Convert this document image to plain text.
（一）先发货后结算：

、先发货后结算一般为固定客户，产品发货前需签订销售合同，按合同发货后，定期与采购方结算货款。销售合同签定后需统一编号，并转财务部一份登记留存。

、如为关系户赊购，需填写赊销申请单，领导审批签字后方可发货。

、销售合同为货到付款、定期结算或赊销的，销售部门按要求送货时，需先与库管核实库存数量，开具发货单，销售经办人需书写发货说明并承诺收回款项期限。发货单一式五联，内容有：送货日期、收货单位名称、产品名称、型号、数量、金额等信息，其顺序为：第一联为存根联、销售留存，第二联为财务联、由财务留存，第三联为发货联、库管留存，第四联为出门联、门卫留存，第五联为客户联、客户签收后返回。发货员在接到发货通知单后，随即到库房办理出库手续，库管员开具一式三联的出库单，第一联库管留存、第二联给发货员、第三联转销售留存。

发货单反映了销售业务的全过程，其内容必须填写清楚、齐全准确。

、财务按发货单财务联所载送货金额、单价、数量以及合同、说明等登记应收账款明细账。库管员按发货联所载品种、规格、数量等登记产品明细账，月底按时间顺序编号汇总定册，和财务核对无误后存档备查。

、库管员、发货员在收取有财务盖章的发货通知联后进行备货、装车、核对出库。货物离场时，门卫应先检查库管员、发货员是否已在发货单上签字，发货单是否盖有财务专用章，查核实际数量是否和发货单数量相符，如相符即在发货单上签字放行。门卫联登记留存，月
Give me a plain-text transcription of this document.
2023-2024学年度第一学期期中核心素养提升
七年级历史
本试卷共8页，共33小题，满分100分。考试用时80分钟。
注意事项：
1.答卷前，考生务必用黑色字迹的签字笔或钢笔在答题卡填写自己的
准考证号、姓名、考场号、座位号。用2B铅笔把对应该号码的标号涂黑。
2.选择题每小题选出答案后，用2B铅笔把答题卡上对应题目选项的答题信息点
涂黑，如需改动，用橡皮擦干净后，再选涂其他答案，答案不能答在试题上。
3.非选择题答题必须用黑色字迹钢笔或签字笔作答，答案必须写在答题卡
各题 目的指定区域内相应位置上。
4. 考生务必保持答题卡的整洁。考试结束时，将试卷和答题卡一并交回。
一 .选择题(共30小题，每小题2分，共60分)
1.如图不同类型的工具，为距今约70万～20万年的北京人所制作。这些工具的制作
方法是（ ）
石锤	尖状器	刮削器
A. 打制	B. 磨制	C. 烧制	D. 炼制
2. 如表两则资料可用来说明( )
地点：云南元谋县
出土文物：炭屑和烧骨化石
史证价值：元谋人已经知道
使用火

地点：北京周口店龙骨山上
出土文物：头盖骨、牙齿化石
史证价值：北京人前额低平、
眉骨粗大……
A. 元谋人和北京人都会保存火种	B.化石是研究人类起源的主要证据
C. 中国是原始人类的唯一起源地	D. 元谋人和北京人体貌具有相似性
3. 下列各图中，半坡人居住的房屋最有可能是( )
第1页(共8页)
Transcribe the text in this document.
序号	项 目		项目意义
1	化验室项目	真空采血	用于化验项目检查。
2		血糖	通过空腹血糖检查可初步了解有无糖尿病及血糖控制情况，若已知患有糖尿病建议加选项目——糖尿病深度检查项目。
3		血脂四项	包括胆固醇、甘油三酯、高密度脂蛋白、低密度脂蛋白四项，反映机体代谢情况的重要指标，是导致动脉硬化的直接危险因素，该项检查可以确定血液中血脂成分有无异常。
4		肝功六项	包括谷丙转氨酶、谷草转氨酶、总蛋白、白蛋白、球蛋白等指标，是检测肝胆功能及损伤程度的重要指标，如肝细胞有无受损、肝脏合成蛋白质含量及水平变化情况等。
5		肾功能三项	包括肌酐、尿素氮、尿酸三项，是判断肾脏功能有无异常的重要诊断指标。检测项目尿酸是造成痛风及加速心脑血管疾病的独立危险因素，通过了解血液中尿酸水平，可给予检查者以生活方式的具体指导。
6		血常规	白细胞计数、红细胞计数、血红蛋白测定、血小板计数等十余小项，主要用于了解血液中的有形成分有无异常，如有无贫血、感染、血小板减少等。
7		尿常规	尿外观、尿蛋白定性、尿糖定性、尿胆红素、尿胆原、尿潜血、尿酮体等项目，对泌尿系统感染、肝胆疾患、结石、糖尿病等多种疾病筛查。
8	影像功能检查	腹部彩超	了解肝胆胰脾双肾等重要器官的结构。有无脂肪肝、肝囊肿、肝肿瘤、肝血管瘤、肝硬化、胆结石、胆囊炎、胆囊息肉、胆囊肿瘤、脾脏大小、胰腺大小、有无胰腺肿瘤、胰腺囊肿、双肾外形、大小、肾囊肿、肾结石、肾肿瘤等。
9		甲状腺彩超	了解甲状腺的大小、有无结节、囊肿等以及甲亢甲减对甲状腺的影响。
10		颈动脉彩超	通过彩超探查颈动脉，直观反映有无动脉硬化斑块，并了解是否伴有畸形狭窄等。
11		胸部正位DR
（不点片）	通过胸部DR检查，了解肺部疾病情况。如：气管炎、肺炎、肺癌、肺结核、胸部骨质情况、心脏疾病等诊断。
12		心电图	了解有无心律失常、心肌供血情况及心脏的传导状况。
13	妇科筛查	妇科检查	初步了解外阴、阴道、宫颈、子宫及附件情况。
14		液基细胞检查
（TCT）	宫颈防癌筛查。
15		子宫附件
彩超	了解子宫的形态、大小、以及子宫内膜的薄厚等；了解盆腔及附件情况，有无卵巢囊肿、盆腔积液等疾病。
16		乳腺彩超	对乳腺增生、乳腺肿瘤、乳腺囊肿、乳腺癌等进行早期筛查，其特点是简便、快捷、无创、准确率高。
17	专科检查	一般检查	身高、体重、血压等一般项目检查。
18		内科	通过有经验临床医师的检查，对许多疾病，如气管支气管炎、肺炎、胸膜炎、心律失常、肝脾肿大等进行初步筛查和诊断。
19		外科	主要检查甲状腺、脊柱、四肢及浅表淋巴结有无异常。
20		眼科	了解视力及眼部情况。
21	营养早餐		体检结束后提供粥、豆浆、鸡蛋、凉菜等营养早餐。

........

Copy out all of the data exactly, leaving nothing out.

▸ **Answer for this exercise**
Convert this document image to plain text.
（一）先发货后结算：

、先发货后结算一般为固定客户，产品发货前需签订销售合同，按合同发货后，定期与采购方结算货款。销售合同签定后需统一编号，并转财务部一份登记留存。

、如为关系户赊购，需填写赊销申请单，领导审批签字后方可发货。

、销售合同为货到付款、定期结算或赊销的，销售部门按要求送货时，需先与库管核实库存数量，开具发货单，销售经办人需书写发货说明并承诺收回款项期限。发货单一式五联，内容有：送货日期、收货单位名称、产品名称、型号、数量、金额等信息，其顺序为：第一联为存根联、销售留存，第二联为财务联、由财务留存，第三联为发货联、库管留存，第四联为出门联、门卫留存，第五联为客户联、客户签收后返回。发货员在接到发货通知单后，随即到库房办理出库手续，库管员开具一式三联的出库单，第一联库管留存、第二联给发货员、第三联转销售留存。

发货单反映了销售业务的全过程，其内容必须填写清楚、齐全准确。

、财务按发货单财务联所载送货金额、单价、数量以及合同、说明等登记应收账款明细账。库管员按发货联所载品种、规格、数量等登记产品明细账，月底按时间顺序编号汇总定册，和财务核对无误后存档备查。

、库管员、发货员在收取有财务盖章的发货通知联后进行备货、装车、核对出库。货物离场时，门卫应先检查库管员、发货员是否已在发货单上签字，发货单是否盖有财务专用章，查核实际数量是否和发货单数量相符，如相符即在发货单上签字放行。门卫联登记留存，月
Give me a plain-text transcription of this document.
2023-2024学年度第一学期期中核心素养提升
七年级历史
本试卷共8页，共33小题，满分100分。考试用时80分钟。
注意事项：
1.答卷前，考生务必用黑色字迹的签字笔或钢笔在答题卡填写自己的
准考证号、姓名、考场号、座位号。用2B铅笔把对应该号码的标号涂黑。
2.选择题每小题选出答案后，用2B铅笔把答题卡上对应题目选项的答题信息点
涂黑，如需改动，用橡皮擦干净后，再选涂其他答案，答案不能答在试题上。
3.非选择题答题必须用黑色字迹钢笔或签字笔作答，答案必须写在答题卡
各题 目的指定区域内相应位置上。
4. 考生务必保持答题卡的整洁。考试结束时，将试卷和答题卡一并交回。
一 .选择题(共30小题，每小题2分，共60分)
1.如图不同类型的工具，为距今约70万～20万年的北京人所制作。这些工具的制作
方法是（ ）
石锤	尖状器	刮削器
A. 打制	B. 磨制	C. 烧制	D. 炼制
2. 如表两则资料可用来说明( )
地点：云南元谋县
出土文物：炭屑和烧骨化石
史证价值：元谋人已经知道
使用火

地点：北京周口店龙骨山上
出土文物：头盖骨、牙齿化石
史证价值：北京人前额低平、
眉骨粗大……
A. 元谋人和北京人都会保存火种	B.化石是研究人类起源的主要证据
C. 中国是原始人类的唯一起源地	D. 元谋人和北京人体貌具有相似性
3. 下列各图中，半坡人居住的房屋最有可能是( )
第1页(共8页)
Transcribe the text in this document.
序号	项 目		项目意义
1	化验室项目	真空采血	用于化验项目检查。
2		血糖	通过空腹血糖检查可初步了解有无糖尿病及血糖控制情况，若已知患有糖尿病建议加选项目——糖尿病深度检查项目。
3		血脂四项	包括胆固醇、甘油三酯、高密度脂蛋白、低密度脂蛋白四项，反映机体代谢情况的重要指标，是导致动脉硬化的直接危险因素，该项检查可以确定血液中血脂成分有无异常。
4		肝功六项	包括谷丙转氨酶、谷草转氨酶、总蛋白、白蛋白、球蛋白等指标，是检测肝胆功能及损伤程度的重要指标，如肝细胞有无受损、肝脏合成蛋白质含量及水平变化情况等。
5		肾功能三项	包括肌酐、尿素氮、尿酸三项，是判断肾脏功能有无异常的重要诊断指标。检测项目尿酸是造成痛风及加速心脑血管疾病的独立危险因素，通过了解血液中尿酸水平，可给予检查者以生活方式的具体指导。
6		血常规	白细胞计数、红细胞计数、血红蛋白测定、血小板计数等十余小项，主要用于了解血液中的有形成分有无异常，如有无贫血、感染、血小板减少等。
7		尿常规	尿外观、尿蛋白定性、尿糖定性、尿胆红素、尿胆原、尿潜血、尿酮体等项目，对泌尿系统感染、肝胆疾患、结石、糖尿病等多种疾病筛查。
8	影像功能检查	腹部彩超	了解肝胆胰脾双肾等重要器官的结构。有无脂肪肝、肝囊肿、肝肿瘤、肝血管瘤、肝硬化、胆结石、胆囊炎、胆囊息肉、胆囊肿瘤、脾脏大小、胰腺大小、有无胰腺肿瘤、胰腺囊肿、双肾外形、大小、肾囊肿、肾结石、肾肿瘤等。
9		甲状腺彩超	了解甲状腺的大小、有无结节、囊肿等以及甲亢甲减对甲状腺的影响。
10		颈动脉彩超	通过彩超探查颈动脉，直观反映有无动脉硬化斑块，并了解是否伴有畸形狭窄等。
11		胸部正位DR
（不点片）	通过胸部DR检查，了解肺部疾病情况。如：气管炎、肺炎、肺癌、肺结核、胸部骨质情况、心脏疾病等诊断。
12		心电图	了解有无心律失常、心肌供血情况及心脏的传导状况。
13	妇科筛查	妇科检查	初步了解外阴、阴道、宫颈、子宫及附件情况。
14		液基细胞检查
（TCT）	宫颈防癌筛查。
15		子宫附件
彩超	了解子宫的形态、大小、以及子宫内膜的薄厚等；了解盆腔及附件情况，有无卵巢囊肿、盆腔积液等疾病。
16		乳腺彩超	对乳腺增生、乳腺肿瘤、乳腺囊肿、乳腺癌等进行早期筛查，其特点是简便、快捷、无创、准确率高。
17	专科检查	一般检查	身高、体重、血压等一般项目检查。
18		内科	通过有经验临床医师的检查，对许多疾病，如气管支气管炎、肺炎、胸膜炎、心律失常、肝脾肿大等进行初步筛查和诊断。
19		外科	主要检查甲状腺、脊柱、四肢及浅表淋巴结有无异常。
20		眼科	了解视力及眼部情况。
21	营养早餐		体检结束后提供粥、豆浆、鸡蛋、凉菜等营养早餐。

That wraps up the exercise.